Every entry in the data is to be written out exactly; no picture belongs in the copy.

━━ RECORDS PROVIDED ━━

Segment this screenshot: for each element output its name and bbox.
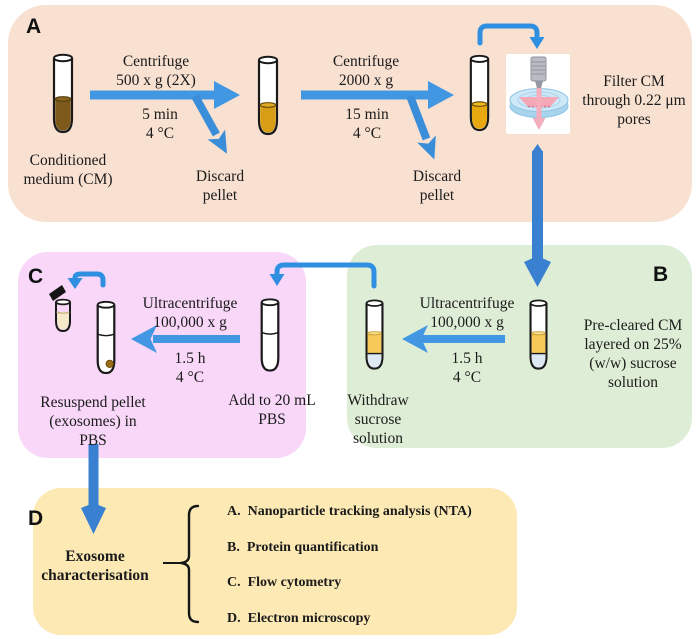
filter-label: Filter CM through 0.22 μm pores <box>582 73 686 128</box>
tube-pbs <box>260 298 280 372</box>
step1-conditions-label: 5 min 4 °C <box>142 106 178 142</box>
ultracentrifuge-b-action-label: Ultracentrifuge 100,000 x g <box>419 295 515 331</box>
eppendorf-tube-icon <box>49 285 71 333</box>
resuspend-pellet-label: Resuspend pellet (exosomes) in PBS <box>40 394 146 449</box>
panel-d-background <box>33 488 517 635</box>
conditioned-medium-label: Conditioned medium (CM) <box>23 152 113 188</box>
add-pbs-label: Add to 20 mL PBS <box>228 392 316 428</box>
tube-sucrose-layered-left <box>365 299 384 370</box>
discard-pellet-label-1: Discard pellet <box>195 168 245 204</box>
withdraw-sucrose-label: Withdraw sucrose solution <box>347 392 409 447</box>
tube-supernatant-1 <box>257 55 279 136</box>
panel-b-label: B <box>653 263 669 286</box>
tube-supernatant-2 <box>469 54 490 132</box>
panel-a-background <box>8 5 692 222</box>
syringe-filter-icon <box>506 54 570 134</box>
characterisation-item-flow-cytometry: C. Flow cytometry <box>227 575 342 590</box>
panel-c-background <box>18 252 306 458</box>
ultracentrifuge-b-conditions-label: 1.5 h 4 °C <box>451 350 483 386</box>
panel-c-label: C <box>28 265 44 288</box>
step2-action-label: Centrifuge 2000 x g <box>332 53 400 89</box>
brace-connector-line <box>163 562 181 565</box>
tube-sucrose-layered-right <box>529 299 548 370</box>
precleared-cm-label: Pre-cleared CM layered on 25% (w/w) sucr… <box>583 317 683 391</box>
tube-exosome-pellet <box>96 300 116 375</box>
step1-action-label: Centrifuge 500 x g (2X) <box>116 53 196 89</box>
tube-conditioned-medium <box>52 53 74 134</box>
discard-pellet-label-2: Discard pellet <box>412 168 462 204</box>
characterisation-item-nta: A. Nanoparticle tracking analysis (NTA) <box>227 504 472 519</box>
characterisation-item-electron-microscopy: D. Electron microscopy <box>227 611 371 626</box>
ultracentrifuge-c-conditions-label: 1.5 h 4 °C <box>174 350 206 386</box>
exosome-characterisation-title: Exosome characterisation <box>41 548 149 584</box>
panel-a-label: A <box>26 15 42 38</box>
curly-brace <box>180 504 200 624</box>
ultracentrifuge-c-action-label: Ultracentrifuge 100,000 x g <box>142 295 238 331</box>
characterisation-item-protein: B. Protein quantification <box>227 540 379 555</box>
panel-d-label: D <box>28 507 44 530</box>
step2-conditions-label: 15 min 4 °C <box>345 106 389 142</box>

━━━

__TASK RESPONSE__.
Segment this screenshot: for each element output its name and bbox.
filter-label: Filter CM through 0.22 μm pores <box>582 73 686 128</box>
tube-pbs <box>260 298 280 372</box>
step1-conditions-label: 5 min 4 °C <box>142 106 178 142</box>
ultracentrifuge-b-action-label: Ultracentrifuge 100,000 x g <box>419 295 515 331</box>
eppendorf-tube-icon <box>49 285 71 333</box>
resuspend-pellet-label: Resuspend pellet (exosomes) in PBS <box>40 394 146 449</box>
panel-d-background <box>33 488 517 635</box>
conditioned-medium-label: Conditioned medium (CM) <box>23 152 113 188</box>
add-pbs-label: Add to 20 mL PBS <box>228 392 316 428</box>
tube-sucrose-layered-left <box>365 299 384 370</box>
discard-pellet-label-1: Discard pellet <box>195 168 245 204</box>
withdraw-sucrose-label: Withdraw sucrose solution <box>347 392 409 447</box>
tube-supernatant-1 <box>257 55 279 136</box>
panel-b-label: B <box>653 263 669 286</box>
tube-supernatant-2 <box>469 54 490 132</box>
panel-a-background <box>8 5 692 222</box>
syringe-filter-icon <box>506 54 570 134</box>
characterisation-item-flow-cytometry: C. Flow cytometry <box>227 575 342 590</box>
panel-c-background <box>18 252 306 458</box>
ultracentrifuge-b-conditions-label: 1.5 h 4 °C <box>451 350 483 386</box>
panel-c-label: C <box>28 265 44 288</box>
step2-action-label: Centrifuge 2000 x g <box>332 53 400 89</box>
brace-connector-line <box>163 562 181 565</box>
tube-sucrose-layered-right <box>529 299 548 370</box>
precleared-cm-label: Pre-cleared CM layered on 25% (w/w) sucr… <box>583 317 683 391</box>
tube-exosome-pellet <box>96 300 116 375</box>
step1-action-label: Centrifuge 500 x g (2X) <box>116 53 196 89</box>
tube-conditioned-medium <box>52 53 74 134</box>
discard-pellet-label-2: Discard pellet <box>412 168 462 204</box>
characterisation-item-nta: A. Nanoparticle tracking analysis (NTA) <box>227 504 472 519</box>
characterisation-item-electron-microscopy: D. Electron microscopy <box>227 611 371 626</box>
ultracentrifuge-c-conditions-label: 1.5 h 4 °C <box>174 350 206 386</box>
exosome-characterisation-title: Exosome characterisation <box>41 548 149 584</box>
panel-a-label: A <box>26 15 42 38</box>
curly-brace <box>180 504 200 624</box>
ultracentrifuge-c-action-label: Ultracentrifuge 100,000 x g <box>142 295 238 331</box>
characterisation-item-protein: B. Protein quantification <box>227 540 379 555</box>
panel-d-label: D <box>28 507 44 530</box>
step2-conditions-label: 15 min 4 °C <box>345 106 389 142</box>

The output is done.